What needs to be done: An exact transcription of all the entries below is required.

*** Provided records ***

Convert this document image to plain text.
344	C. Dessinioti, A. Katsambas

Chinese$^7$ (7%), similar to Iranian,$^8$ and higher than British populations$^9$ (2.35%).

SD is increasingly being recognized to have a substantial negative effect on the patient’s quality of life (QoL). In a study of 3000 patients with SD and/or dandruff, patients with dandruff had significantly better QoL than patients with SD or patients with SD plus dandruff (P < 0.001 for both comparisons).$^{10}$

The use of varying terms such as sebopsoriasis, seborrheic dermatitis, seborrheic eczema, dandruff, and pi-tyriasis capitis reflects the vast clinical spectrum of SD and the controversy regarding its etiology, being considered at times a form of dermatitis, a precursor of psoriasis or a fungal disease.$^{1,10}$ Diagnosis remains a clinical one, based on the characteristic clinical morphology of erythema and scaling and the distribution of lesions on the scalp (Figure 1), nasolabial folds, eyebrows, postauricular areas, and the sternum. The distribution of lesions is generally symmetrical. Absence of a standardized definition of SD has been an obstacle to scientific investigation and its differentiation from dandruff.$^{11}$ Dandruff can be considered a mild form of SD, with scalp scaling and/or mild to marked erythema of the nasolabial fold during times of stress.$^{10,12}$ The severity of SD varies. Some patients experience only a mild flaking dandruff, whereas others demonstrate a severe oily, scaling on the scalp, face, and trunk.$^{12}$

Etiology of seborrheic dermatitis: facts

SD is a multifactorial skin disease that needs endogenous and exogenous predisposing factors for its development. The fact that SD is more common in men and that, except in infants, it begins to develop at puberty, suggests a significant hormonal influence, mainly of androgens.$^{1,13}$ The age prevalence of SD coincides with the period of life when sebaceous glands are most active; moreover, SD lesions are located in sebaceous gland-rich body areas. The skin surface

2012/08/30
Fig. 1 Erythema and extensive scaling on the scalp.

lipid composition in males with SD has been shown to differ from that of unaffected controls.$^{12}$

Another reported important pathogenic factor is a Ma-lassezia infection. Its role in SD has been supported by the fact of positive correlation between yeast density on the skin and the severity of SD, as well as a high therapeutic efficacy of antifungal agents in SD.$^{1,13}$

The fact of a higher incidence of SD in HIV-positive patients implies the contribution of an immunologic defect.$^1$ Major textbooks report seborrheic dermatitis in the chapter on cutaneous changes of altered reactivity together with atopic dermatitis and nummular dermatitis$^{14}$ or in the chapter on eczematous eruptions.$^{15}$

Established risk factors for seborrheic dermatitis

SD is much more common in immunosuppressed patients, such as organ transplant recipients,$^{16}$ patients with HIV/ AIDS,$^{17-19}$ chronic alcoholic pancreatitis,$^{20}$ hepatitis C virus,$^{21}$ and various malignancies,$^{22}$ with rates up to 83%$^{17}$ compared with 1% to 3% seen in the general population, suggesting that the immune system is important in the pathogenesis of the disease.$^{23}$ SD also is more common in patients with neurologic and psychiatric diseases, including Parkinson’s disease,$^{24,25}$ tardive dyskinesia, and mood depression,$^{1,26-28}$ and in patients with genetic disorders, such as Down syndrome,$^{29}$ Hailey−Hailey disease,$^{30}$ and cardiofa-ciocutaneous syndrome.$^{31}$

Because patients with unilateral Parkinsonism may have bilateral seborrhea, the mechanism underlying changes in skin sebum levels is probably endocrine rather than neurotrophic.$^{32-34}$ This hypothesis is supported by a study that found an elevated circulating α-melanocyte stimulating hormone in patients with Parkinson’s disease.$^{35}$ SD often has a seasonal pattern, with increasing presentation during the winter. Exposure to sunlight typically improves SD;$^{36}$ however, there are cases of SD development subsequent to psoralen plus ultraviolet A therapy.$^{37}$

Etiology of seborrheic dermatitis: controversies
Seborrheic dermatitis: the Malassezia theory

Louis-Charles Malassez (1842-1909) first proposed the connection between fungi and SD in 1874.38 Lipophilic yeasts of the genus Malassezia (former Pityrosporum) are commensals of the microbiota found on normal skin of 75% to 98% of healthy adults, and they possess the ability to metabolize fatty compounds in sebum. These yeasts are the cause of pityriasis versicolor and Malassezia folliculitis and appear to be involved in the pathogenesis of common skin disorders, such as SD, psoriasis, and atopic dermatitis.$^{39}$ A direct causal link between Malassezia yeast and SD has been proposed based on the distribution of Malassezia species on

*** End of Provided records ***

Solution to the problem:
Convert this document image to plain text.
344	C. Dessinioti, A. Katsambas

Chinese$^7$ (7%), similar to Iranian,$^8$ and higher than British populations$^9$ (2.35%).

SD is increasingly being recognized to have a substantial negative effect on the patient’s quality of life (QoL). In a study of 3000 patients with SD and/or dandruff, patients with dandruff had significantly better QoL than patients with SD or patients with SD plus dandruff (P < 0.001 for both comparisons).$^{10}$

The use of varying terms such as sebopsoriasis, seborrheic dermatitis, seborrheic eczema, dandruff, and pi-tyriasis capitis reflects the vast clinical spectrum of SD and the controversy regarding its etiology, being considered at times a form of dermatitis, a precursor of psoriasis or a fungal disease.$^{1,10}$ Diagnosis remains a clinical one, based on the characteristic clinical morphology of erythema and scaling and the distribution of lesions on the scalp (Figure 1), nasolabial folds, eyebrows, postauricular areas, and the sternum. The distribution of lesions is generally symmetrical. Absence of a standardized definition of SD has been an obstacle to scientific investigation and its differentiation from dandruff.$^{11}$ Dandruff can be considered a mild form of SD, with scalp scaling and/or mild to marked erythema of the nasolabial fold during times of stress.$^{10,12}$ The severity of SD varies. Some patients experience only a mild flaking dandruff, whereas others demonstrate a severe oily, scaling on the scalp, face, and trunk.$^{12}$

Etiology of seborrheic dermatitis: facts

SD is a multifactorial skin disease that needs endogenous and exogenous predisposing factors for its development. The fact that SD is more common in men and that, except in infants, it begins to develop at puberty, suggests a significant hormonal influence, mainly of androgens.$^{1,13}$ The age prevalence of SD coincides with the period of life when sebaceous glands are most active; moreover, SD lesions are located in sebaceous gland-rich body areas. The skin surface

2012/08/30
Fig. 1 Erythema and extensive scaling on the scalp.

lipid composition in males with SD has been shown to differ from that of unaffected controls.$^{12}$

Another reported important pathogenic factor is a Ma-lassezia infection. Its role in SD has been supported by the fact of positive correlation between yeast density on the skin and the severity of SD, as well as a high therapeutic efficacy of antifungal agents in SD.$^{1,13}$

The fact of a higher incidence of SD in HIV-positive patients implies the contribution of an immunologic defect.$^1$ Major textbooks report seborrheic dermatitis in the chapter on cutaneous changes of altered reactivity together with atopic dermatitis and nummular dermatitis$^{14}$ or in the chapter on eczematous eruptions.$^{15}$

Established risk factors for seborrheic dermatitis

SD is much more common in immunosuppressed patients, such as organ transplant recipients,$^{16}$ patients with HIV/ AIDS,$^{17-19}$ chronic alcoholic pancreatitis,$^{20}$ hepatitis C virus,$^{21}$ and various malignancies,$^{22}$ with rates up to 83%$^{17}$ compared with 1% to 3% seen in the general population, suggesting that the immune system is important in the pathogenesis of the disease.$^{23}$ SD also is more common in patients with neurologic and psychiatric diseases, including Parkinson’s disease,$^{24,25}$ tardive dyskinesia, and mood depression,$^{1,26-28}$ and in patients with genetic disorders, such as Down syndrome,$^{29}$ Hailey−Hailey disease,$^{30}$ and cardiofa-ciocutaneous syndrome.$^{31}$

Because patients with unilateral Parkinsonism may have bilateral seborrhea, the mechanism underlying changes in skin sebum levels is probably endocrine rather than neurotrophic.$^{32-34}$ This hypothesis is supported by a study that found an elevated circulating α-melanocyte stimulating hormone in patients with Parkinson’s disease.$^{35}$ SD often has a seasonal pattern, with increasing presentation during the winter. Exposure to sunlight typically improves SD;$^{36}$ however, there are cases of SD development subsequent to psoralen plus ultraviolet A therapy.$^{37}$

Etiology of seborrheic dermatitis: controversies
Seborrheic dermatitis: the Malassezia theory

Louis-Charles Malassez (1842-1909) first proposed the connection between fungi and SD in 1874.38 Lipophilic yeasts of the genus Malassezia (former Pityrosporum) are commensals of the microbiota found on normal skin of 75% to 98% of healthy adults, and they possess the ability to metabolize fatty compounds in sebum. These yeasts are the cause of pityriasis versicolor and Malassezia folliculitis and appear to be involved in the pathogenesis of common skin disorders, such as SD, psoriasis, and atopic dermatitis.$^{39}$ A direct causal link between Malassezia yeast and SD has been proposed based on the distribution of Malassezia species on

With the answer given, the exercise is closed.